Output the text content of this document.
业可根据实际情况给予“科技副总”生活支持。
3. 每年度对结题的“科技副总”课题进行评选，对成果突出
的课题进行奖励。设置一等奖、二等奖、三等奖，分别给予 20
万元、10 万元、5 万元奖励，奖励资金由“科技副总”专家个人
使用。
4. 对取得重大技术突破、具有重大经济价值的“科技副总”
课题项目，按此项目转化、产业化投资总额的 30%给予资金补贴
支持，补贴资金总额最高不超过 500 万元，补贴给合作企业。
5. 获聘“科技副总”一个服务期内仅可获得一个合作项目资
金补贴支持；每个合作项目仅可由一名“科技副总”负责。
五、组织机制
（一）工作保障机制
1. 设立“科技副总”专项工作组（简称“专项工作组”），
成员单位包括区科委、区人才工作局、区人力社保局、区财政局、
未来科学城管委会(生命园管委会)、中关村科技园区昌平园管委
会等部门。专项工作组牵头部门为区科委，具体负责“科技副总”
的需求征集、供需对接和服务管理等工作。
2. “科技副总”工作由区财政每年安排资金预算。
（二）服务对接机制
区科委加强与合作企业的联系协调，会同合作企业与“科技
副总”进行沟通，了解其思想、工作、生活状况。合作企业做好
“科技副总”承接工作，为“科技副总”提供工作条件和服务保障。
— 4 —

************

Instructions to follow:
Print the material above once more, exactly.

Full answer:
Output the text content of this document.
业可根据实际情况给予“科技副总”生活支持。
3. 每年度对结题的“科技副总”课题进行评选，对成果突出
的课题进行奖励。设置一等奖、二等奖、三等奖，分别给予 20
万元、10 万元、5 万元奖励，奖励资金由“科技副总”专家个人
使用。
4. 对取得重大技术突破、具有重大经济价值的“科技副总”
课题项目，按此项目转化、产业化投资总额的 30%给予资金补贴
支持，补贴资金总额最高不超过 500 万元，补贴给合作企业。
5. 获聘“科技副总”一个服务期内仅可获得一个合作项目资
金补贴支持；每个合作项目仅可由一名“科技副总”负责。
五、组织机制
（一）工作保障机制
1. 设立“科技副总”专项工作组（简称“专项工作组”），
成员单位包括区科委、区人才工作局、区人力社保局、区财政局、
未来科学城管委会(生命园管委会)、中关村科技园区昌平园管委
会等部门。专项工作组牵头部门为区科委，具体负责“科技副总”
的需求征集、供需对接和服务管理等工作。
2. “科技副总”工作由区财政每年安排资金预算。
（二）服务对接机制
区科委加强与合作企业的联系协调，会同合作企业与“科技
副总”进行沟通，了解其思想、工作、生活状况。合作企业做好
“科技副总”承接工作，为“科技副总”提供工作条件和服务保障。
— 4 —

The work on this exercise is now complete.